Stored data
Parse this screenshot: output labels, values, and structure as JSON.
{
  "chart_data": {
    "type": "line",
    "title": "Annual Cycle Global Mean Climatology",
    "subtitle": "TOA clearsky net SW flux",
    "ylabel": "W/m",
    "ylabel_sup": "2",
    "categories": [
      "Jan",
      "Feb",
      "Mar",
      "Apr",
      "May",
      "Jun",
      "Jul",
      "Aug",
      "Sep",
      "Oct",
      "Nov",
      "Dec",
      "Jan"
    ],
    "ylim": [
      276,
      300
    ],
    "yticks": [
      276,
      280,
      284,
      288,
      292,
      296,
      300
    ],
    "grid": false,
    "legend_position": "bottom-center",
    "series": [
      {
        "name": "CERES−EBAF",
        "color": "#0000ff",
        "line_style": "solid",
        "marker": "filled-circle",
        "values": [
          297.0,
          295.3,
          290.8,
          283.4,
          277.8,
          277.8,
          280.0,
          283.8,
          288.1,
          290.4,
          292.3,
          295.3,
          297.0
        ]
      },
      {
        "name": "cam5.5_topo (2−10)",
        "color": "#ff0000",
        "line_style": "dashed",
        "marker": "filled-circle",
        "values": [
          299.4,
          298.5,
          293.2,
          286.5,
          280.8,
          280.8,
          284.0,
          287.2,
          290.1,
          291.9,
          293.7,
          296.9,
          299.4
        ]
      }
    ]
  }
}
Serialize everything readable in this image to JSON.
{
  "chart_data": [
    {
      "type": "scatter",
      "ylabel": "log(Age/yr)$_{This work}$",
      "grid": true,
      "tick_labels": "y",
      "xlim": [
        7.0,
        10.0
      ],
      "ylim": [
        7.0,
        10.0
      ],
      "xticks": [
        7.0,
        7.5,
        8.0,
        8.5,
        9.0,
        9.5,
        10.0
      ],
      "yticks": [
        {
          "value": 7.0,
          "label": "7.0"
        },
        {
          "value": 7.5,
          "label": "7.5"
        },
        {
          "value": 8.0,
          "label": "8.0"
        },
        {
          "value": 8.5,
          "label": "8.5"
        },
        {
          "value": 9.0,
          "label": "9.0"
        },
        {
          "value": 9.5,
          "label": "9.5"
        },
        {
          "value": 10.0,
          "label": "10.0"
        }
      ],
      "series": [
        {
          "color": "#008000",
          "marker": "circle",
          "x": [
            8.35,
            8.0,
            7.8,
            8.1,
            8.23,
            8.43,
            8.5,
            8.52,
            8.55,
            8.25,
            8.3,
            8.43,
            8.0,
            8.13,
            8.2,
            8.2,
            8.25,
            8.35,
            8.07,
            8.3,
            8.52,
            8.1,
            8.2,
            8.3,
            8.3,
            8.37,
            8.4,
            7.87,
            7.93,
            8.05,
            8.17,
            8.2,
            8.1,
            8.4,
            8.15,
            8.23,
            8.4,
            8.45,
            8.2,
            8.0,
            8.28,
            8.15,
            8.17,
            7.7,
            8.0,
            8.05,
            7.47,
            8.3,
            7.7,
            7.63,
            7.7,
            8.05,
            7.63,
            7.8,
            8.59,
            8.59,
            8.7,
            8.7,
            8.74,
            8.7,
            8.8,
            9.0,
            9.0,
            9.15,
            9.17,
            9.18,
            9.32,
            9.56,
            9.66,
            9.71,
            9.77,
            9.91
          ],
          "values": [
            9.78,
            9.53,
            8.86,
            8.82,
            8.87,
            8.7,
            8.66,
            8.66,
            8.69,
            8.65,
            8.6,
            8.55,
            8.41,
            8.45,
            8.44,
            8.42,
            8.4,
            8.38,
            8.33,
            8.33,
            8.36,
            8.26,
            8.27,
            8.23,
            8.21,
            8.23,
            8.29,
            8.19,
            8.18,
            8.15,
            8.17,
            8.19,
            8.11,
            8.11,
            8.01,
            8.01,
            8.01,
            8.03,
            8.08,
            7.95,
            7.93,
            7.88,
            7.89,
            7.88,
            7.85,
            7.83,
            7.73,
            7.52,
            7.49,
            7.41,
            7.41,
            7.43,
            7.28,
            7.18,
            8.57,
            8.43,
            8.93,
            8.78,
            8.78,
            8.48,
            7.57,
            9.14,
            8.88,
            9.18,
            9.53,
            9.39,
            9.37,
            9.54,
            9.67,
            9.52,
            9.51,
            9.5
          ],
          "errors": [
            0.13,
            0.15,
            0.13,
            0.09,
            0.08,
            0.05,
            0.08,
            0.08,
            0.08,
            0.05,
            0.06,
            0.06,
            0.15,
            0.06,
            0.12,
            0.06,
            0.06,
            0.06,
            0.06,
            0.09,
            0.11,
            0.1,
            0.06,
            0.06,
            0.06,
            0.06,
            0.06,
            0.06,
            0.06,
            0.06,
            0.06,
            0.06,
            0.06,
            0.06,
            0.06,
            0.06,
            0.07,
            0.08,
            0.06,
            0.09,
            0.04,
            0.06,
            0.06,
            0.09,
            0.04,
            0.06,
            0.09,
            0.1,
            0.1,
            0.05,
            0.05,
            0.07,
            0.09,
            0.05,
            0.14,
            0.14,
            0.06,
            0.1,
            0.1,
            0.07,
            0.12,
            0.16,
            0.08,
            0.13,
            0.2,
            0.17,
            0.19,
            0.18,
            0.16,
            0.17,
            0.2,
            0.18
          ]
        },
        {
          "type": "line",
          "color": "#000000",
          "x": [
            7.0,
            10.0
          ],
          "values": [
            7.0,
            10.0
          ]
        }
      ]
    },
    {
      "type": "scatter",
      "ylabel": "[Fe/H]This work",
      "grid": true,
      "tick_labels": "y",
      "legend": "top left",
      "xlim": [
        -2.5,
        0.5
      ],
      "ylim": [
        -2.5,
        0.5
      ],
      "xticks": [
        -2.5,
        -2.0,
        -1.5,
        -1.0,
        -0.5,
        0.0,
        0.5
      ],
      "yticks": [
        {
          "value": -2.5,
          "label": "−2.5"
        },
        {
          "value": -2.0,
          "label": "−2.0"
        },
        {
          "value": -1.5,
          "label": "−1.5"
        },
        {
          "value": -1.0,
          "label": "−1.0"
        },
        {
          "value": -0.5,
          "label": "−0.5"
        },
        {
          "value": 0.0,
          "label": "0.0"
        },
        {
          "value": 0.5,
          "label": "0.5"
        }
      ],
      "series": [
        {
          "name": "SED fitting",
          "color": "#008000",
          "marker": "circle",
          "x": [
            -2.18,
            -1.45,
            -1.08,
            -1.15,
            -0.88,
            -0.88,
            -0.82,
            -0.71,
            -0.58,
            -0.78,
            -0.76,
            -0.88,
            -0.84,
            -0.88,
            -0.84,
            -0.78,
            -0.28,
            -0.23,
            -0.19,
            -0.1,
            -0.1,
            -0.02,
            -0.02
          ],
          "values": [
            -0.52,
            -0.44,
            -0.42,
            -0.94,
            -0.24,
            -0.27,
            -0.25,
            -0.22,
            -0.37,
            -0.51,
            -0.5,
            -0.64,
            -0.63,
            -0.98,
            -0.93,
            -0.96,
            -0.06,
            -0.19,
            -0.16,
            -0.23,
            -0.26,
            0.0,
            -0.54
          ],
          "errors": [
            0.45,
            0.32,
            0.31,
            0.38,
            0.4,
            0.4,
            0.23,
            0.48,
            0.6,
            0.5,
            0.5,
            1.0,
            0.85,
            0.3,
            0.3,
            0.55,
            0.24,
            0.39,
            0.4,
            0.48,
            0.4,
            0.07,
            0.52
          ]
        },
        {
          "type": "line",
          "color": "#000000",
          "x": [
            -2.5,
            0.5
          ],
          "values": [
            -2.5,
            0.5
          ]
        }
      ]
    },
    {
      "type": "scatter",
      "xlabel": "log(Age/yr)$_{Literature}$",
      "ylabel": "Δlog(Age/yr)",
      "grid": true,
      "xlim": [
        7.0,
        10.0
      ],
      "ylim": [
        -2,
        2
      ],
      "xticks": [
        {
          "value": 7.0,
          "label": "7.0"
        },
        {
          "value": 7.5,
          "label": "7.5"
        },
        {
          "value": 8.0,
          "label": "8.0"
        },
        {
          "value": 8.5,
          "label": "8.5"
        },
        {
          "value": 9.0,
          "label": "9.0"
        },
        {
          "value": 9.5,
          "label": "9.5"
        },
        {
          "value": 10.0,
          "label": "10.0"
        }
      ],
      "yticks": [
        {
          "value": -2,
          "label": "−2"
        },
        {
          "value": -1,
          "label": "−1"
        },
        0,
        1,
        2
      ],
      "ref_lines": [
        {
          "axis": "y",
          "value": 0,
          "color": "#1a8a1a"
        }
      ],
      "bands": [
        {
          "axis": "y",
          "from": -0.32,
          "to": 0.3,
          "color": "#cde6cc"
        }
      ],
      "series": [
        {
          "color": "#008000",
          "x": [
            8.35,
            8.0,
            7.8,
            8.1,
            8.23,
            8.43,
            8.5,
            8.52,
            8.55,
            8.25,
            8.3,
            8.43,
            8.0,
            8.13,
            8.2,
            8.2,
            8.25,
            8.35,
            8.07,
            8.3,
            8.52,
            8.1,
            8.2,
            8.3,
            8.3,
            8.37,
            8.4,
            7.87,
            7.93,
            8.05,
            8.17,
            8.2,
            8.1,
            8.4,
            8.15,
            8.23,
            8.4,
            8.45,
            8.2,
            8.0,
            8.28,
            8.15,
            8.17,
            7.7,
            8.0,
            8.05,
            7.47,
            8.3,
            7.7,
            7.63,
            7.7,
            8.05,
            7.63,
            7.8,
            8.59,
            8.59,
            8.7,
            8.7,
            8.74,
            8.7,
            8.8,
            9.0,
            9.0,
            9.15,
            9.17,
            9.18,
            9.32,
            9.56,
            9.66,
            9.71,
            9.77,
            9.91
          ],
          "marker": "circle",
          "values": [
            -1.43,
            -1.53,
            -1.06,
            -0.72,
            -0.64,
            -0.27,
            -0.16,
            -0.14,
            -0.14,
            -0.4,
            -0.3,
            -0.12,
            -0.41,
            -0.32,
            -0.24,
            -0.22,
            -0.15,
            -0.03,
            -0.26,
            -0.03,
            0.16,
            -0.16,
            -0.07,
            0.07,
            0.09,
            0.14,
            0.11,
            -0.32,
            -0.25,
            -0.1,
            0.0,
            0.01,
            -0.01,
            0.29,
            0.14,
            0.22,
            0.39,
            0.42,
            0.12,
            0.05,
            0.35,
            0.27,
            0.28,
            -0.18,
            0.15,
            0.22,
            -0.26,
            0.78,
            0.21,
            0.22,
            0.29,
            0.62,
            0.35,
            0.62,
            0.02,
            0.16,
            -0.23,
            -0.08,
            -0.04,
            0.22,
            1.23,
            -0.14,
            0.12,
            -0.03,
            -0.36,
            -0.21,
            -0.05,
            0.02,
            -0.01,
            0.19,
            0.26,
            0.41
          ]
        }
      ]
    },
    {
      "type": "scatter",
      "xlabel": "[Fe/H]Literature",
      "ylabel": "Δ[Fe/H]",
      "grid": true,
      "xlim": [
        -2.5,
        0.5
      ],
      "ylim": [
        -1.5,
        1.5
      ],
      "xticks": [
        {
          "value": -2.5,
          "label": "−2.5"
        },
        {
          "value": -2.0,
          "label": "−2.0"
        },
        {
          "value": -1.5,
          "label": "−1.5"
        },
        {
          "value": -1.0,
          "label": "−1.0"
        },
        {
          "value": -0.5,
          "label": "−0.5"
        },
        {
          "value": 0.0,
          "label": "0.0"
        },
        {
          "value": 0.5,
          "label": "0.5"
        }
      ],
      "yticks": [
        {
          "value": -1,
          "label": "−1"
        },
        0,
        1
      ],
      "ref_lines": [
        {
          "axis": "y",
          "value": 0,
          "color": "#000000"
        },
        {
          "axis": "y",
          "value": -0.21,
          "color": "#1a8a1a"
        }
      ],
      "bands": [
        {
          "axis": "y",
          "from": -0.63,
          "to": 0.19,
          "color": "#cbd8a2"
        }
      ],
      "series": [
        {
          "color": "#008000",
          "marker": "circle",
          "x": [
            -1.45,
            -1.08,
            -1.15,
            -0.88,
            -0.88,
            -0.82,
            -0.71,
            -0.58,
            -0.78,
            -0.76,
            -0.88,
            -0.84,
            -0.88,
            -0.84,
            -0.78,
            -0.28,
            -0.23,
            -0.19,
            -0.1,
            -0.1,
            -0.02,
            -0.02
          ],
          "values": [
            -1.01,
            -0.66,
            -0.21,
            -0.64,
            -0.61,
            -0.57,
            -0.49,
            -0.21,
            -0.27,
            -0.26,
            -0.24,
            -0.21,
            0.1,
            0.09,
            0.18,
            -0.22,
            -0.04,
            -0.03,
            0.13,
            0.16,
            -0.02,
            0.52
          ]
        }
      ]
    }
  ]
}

Goal of the exercise
In the listing, find all lines with the string "work" and copy them.

Problem solution
      "ylabel": "log(Age/yr)$_{This work}$",
      "ylabel": "[Fe/H]This work",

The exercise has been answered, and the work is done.